:: DATASET RECORDS ::
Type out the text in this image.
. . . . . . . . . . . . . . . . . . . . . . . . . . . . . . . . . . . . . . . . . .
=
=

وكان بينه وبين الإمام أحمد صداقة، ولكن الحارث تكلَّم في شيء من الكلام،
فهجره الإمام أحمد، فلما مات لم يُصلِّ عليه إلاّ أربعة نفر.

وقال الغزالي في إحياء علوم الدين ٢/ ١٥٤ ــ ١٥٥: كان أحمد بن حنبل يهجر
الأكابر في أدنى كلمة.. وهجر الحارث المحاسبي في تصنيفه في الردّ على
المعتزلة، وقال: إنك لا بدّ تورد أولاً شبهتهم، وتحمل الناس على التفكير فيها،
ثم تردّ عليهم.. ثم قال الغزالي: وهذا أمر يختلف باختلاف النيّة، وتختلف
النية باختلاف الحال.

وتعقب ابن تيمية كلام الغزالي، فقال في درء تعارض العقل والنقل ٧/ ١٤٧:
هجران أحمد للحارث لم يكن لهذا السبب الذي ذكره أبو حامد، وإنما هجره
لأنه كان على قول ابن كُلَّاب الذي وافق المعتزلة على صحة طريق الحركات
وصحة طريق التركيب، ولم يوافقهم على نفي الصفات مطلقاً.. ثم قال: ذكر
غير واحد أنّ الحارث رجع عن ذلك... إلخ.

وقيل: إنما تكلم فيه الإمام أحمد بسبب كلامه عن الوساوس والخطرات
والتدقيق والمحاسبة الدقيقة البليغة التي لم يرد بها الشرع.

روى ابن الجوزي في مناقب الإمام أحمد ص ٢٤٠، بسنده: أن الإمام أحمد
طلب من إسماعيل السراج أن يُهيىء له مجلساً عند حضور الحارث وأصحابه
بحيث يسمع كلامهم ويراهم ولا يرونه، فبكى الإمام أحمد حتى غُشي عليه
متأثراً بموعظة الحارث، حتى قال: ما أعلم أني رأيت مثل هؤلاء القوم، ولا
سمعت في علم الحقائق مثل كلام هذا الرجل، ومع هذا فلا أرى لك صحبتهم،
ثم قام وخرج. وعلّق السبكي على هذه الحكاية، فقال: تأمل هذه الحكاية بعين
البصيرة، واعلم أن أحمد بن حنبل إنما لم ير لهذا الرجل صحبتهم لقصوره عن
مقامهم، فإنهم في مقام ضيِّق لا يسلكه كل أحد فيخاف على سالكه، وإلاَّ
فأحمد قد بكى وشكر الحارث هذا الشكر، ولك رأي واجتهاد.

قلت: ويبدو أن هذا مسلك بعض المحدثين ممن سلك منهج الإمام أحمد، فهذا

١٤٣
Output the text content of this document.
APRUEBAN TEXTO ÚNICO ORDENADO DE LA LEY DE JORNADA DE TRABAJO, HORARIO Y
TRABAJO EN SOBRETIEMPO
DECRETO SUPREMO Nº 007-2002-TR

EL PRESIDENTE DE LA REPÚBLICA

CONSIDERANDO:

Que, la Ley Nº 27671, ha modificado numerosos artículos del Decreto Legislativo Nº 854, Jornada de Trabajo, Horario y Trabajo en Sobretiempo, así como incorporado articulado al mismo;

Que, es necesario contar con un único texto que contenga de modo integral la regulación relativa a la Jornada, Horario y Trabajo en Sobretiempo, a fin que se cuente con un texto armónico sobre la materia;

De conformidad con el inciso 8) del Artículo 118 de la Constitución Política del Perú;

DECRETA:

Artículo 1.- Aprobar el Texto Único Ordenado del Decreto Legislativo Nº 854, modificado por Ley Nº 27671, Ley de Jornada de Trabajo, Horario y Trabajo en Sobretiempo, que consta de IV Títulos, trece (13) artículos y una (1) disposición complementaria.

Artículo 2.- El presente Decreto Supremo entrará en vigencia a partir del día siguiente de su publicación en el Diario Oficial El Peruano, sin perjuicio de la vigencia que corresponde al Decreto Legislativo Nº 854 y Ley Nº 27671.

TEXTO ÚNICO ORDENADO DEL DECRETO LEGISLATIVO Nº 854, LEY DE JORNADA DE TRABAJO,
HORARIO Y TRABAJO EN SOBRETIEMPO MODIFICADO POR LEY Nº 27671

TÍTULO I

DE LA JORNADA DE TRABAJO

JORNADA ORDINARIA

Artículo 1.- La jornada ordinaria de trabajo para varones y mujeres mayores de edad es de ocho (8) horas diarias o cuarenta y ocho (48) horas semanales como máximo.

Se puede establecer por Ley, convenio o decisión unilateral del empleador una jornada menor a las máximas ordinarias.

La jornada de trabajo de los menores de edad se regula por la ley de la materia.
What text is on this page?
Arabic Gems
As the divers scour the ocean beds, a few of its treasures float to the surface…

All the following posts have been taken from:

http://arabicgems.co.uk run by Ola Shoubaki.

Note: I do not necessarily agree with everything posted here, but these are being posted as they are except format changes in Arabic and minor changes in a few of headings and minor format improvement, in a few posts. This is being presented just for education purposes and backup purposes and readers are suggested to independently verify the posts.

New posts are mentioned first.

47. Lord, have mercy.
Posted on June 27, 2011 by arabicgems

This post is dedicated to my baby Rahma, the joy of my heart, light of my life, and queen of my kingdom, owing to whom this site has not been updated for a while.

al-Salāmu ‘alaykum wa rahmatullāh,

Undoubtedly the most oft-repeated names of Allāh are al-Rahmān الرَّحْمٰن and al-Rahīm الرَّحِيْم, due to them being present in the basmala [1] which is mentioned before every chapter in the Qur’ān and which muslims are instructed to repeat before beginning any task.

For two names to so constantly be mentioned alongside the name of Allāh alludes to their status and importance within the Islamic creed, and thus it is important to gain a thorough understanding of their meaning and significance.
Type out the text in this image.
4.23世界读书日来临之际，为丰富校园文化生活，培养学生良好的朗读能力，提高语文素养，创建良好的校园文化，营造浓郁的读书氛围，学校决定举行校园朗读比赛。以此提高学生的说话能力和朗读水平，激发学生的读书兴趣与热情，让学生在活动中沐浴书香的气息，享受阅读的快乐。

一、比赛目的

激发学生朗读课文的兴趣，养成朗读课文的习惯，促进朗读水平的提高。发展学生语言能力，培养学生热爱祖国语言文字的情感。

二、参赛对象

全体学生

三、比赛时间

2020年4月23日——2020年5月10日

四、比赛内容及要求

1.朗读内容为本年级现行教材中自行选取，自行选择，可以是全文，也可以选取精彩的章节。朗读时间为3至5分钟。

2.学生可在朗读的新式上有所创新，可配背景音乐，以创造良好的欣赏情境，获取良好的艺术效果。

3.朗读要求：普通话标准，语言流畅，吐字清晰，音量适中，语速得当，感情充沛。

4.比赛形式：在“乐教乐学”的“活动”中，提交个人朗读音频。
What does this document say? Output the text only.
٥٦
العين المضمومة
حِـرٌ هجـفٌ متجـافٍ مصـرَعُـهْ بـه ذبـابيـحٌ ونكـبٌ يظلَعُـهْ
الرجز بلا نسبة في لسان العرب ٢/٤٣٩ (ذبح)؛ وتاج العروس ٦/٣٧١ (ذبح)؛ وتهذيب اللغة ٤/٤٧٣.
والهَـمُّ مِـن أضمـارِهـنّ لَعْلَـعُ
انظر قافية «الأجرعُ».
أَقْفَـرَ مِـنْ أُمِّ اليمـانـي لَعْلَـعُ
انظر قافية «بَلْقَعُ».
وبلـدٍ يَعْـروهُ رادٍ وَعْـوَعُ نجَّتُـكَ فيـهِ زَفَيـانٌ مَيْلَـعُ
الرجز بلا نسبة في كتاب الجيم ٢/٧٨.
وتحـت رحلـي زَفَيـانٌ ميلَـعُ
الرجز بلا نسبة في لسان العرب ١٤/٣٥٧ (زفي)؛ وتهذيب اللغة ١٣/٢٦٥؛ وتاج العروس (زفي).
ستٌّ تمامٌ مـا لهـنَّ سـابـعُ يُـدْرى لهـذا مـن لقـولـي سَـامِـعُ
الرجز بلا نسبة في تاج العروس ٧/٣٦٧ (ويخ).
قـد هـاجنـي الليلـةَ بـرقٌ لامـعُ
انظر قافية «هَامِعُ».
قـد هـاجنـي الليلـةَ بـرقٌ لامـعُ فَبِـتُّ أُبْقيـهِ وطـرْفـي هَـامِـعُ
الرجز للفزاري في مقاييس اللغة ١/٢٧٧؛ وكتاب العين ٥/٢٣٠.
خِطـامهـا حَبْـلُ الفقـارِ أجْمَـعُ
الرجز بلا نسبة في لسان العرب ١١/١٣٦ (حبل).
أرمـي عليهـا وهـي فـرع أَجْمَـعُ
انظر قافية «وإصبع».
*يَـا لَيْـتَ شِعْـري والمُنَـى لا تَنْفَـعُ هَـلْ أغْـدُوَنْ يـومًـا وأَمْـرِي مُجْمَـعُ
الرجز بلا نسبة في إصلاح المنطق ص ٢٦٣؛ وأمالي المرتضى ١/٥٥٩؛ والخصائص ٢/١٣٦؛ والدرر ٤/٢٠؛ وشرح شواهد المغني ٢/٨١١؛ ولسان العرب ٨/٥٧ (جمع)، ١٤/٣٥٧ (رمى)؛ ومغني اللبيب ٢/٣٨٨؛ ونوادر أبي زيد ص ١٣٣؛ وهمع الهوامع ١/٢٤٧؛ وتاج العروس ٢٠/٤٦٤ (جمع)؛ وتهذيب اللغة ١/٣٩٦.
:::
→ **PROBLEM TO WORK ON**
Extract from the material all lines containing the string "المعتزلة".

→ **THE RESULT**
المعتزلة، وقال: إنك لا بدّ تورد أولاً شبهتهم، وتحمل الناس على التفكير فيها،
لأنه كان على قول ابن كُلَّاب الذي وافق المعتزلة على صحة طريق الحركات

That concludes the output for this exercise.